TO BE DONE
Copy the lines holding the word "best", all of them.

DATA SUPPLIED
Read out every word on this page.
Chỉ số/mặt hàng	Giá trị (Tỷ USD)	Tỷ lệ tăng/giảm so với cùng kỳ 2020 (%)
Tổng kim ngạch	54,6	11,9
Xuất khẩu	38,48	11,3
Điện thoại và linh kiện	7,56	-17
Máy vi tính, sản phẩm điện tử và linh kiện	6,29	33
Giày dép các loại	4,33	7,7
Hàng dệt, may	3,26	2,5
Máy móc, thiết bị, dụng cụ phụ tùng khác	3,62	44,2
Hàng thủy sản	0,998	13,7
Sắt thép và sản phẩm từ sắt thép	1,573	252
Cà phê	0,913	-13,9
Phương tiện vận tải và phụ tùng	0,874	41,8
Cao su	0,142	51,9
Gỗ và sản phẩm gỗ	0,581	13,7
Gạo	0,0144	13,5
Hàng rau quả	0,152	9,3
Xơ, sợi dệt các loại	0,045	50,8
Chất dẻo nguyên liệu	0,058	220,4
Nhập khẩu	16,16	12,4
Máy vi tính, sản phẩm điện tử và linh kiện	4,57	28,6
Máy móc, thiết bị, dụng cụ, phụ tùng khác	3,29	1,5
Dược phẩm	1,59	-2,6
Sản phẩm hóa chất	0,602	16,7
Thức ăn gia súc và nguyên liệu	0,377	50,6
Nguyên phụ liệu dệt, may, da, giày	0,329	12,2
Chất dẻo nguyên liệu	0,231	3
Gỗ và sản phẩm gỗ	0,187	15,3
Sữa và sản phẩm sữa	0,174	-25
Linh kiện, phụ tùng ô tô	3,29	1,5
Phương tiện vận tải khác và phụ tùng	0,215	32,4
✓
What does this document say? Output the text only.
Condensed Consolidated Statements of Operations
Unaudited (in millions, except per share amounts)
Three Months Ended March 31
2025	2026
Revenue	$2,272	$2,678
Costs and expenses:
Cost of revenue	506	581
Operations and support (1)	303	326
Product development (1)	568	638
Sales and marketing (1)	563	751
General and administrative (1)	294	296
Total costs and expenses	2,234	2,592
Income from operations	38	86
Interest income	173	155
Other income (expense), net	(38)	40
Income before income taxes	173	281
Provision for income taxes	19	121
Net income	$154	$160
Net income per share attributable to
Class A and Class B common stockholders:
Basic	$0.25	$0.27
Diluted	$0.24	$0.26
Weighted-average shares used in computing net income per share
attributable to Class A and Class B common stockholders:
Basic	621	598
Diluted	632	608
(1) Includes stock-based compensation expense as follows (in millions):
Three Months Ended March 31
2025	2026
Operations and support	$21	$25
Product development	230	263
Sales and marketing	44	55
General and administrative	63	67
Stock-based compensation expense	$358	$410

--

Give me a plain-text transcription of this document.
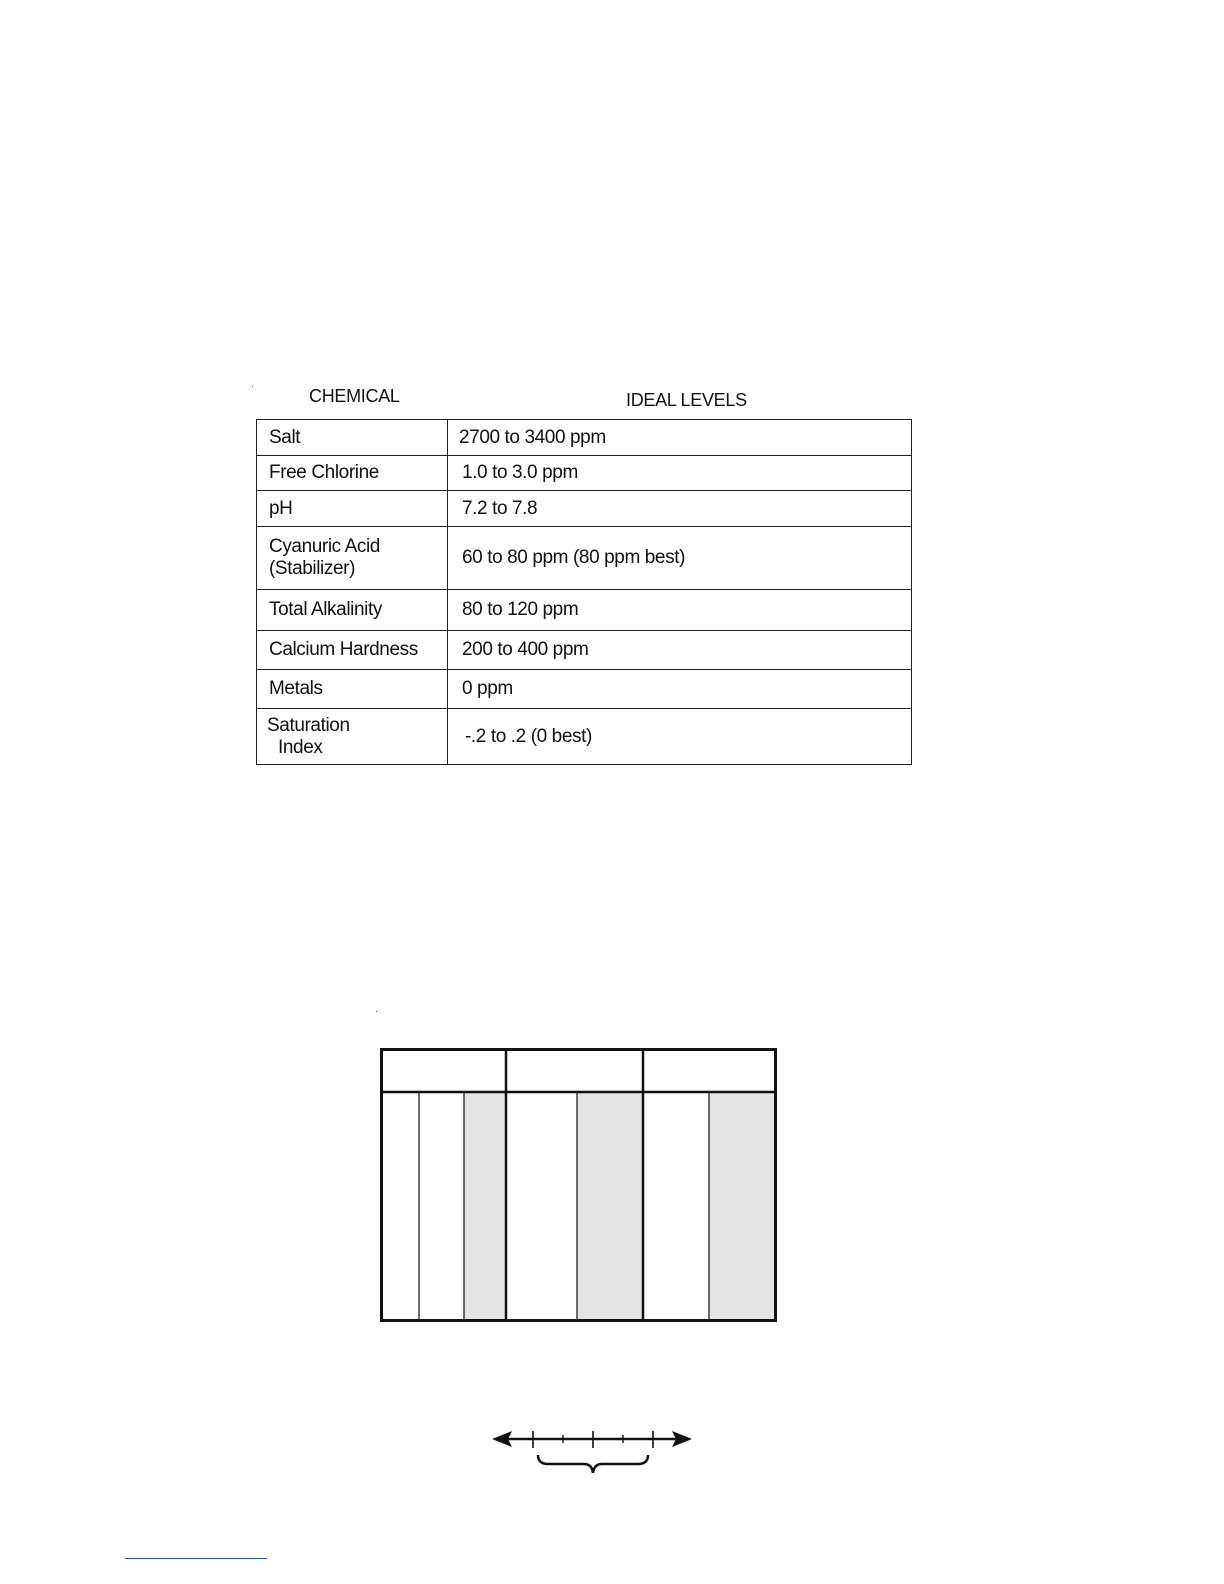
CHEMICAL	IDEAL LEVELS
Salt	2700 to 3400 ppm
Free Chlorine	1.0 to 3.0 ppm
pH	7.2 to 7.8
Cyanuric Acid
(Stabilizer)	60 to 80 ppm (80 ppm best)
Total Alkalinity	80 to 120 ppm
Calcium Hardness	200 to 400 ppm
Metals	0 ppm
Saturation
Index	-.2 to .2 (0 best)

...

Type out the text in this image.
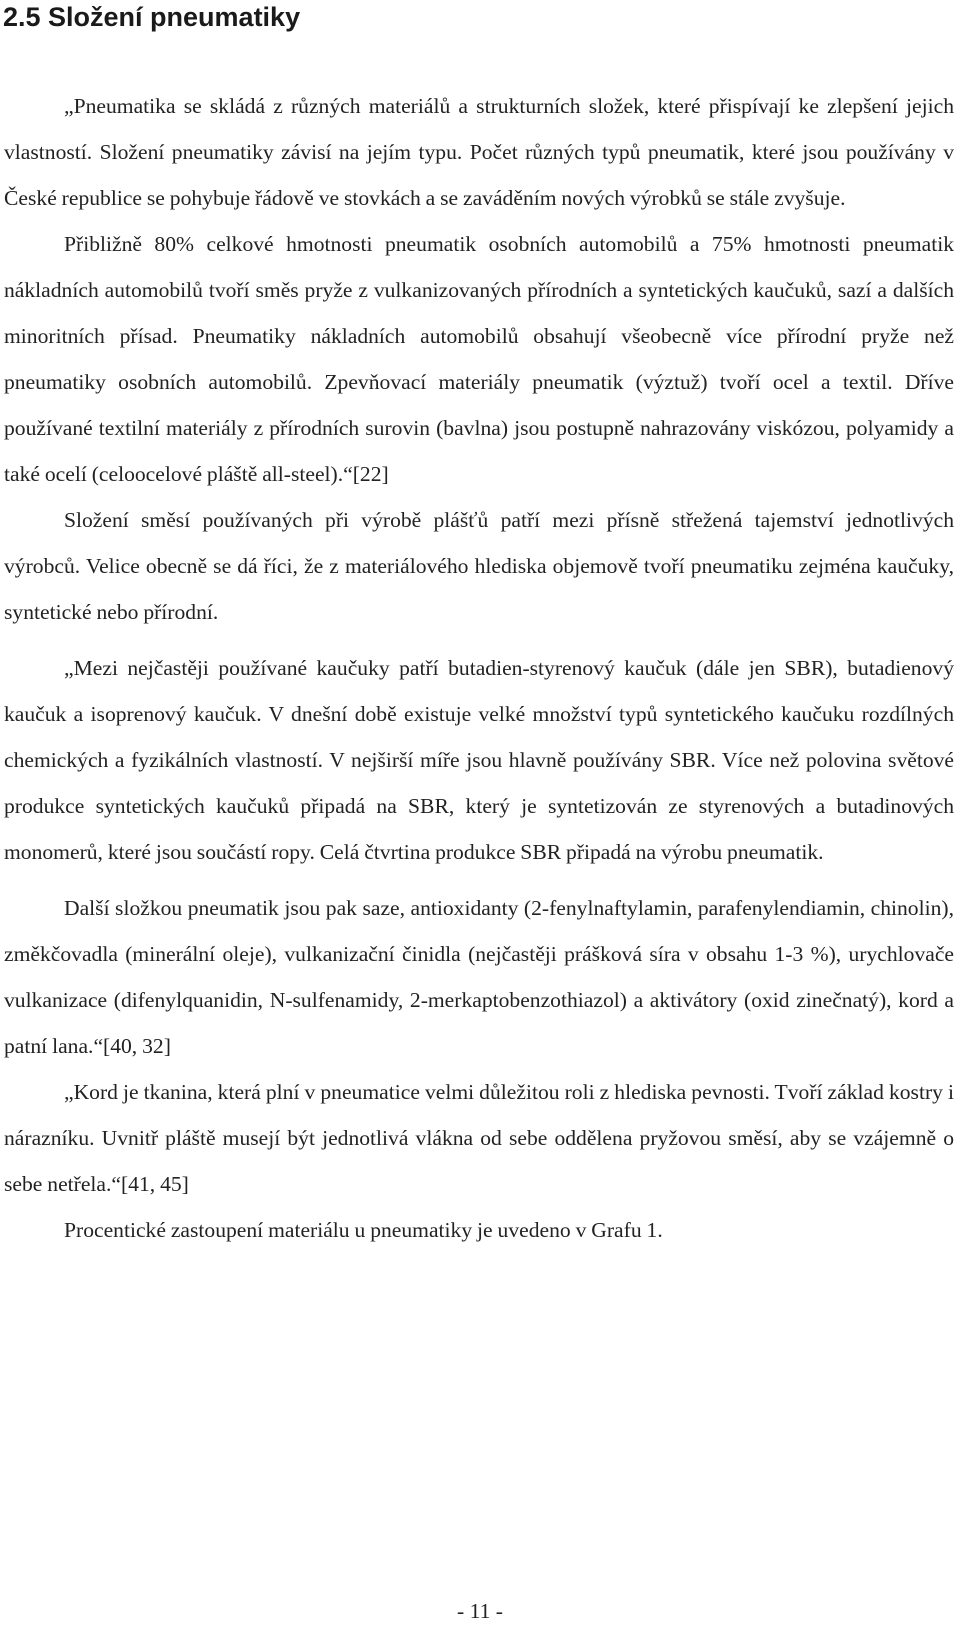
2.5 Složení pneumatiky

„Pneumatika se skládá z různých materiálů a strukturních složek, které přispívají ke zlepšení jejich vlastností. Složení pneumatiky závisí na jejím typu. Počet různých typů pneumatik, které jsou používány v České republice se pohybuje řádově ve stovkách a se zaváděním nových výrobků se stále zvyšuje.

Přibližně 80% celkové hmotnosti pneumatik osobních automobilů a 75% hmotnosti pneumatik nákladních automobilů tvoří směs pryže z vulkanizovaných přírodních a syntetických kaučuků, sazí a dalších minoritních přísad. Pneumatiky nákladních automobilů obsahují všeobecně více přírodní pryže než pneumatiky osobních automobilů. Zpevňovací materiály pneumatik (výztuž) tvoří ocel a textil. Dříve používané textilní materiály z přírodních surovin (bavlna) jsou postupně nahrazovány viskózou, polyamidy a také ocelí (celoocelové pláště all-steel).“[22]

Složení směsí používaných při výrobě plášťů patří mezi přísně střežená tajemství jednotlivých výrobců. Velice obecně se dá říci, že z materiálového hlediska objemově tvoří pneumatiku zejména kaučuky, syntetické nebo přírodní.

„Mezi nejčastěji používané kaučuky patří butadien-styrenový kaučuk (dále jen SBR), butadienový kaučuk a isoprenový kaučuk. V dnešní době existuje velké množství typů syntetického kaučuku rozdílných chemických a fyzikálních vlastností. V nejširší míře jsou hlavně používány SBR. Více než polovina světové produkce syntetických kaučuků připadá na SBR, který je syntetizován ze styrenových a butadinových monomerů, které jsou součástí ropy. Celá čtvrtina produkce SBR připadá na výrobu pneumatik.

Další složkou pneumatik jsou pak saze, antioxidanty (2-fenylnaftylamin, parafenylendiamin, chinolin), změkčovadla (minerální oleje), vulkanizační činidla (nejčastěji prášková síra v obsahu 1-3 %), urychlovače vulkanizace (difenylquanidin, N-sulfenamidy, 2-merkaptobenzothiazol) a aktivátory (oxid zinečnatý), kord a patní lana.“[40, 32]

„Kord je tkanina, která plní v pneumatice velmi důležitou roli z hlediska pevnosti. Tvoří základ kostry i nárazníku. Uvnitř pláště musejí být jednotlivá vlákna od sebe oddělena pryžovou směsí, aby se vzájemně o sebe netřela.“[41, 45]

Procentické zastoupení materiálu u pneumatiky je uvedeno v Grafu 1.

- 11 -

WORKED ANSWER
(Stabilizer)	60 to 80 ppm (80 ppm best)
Index	-.2 to .2 (0 best)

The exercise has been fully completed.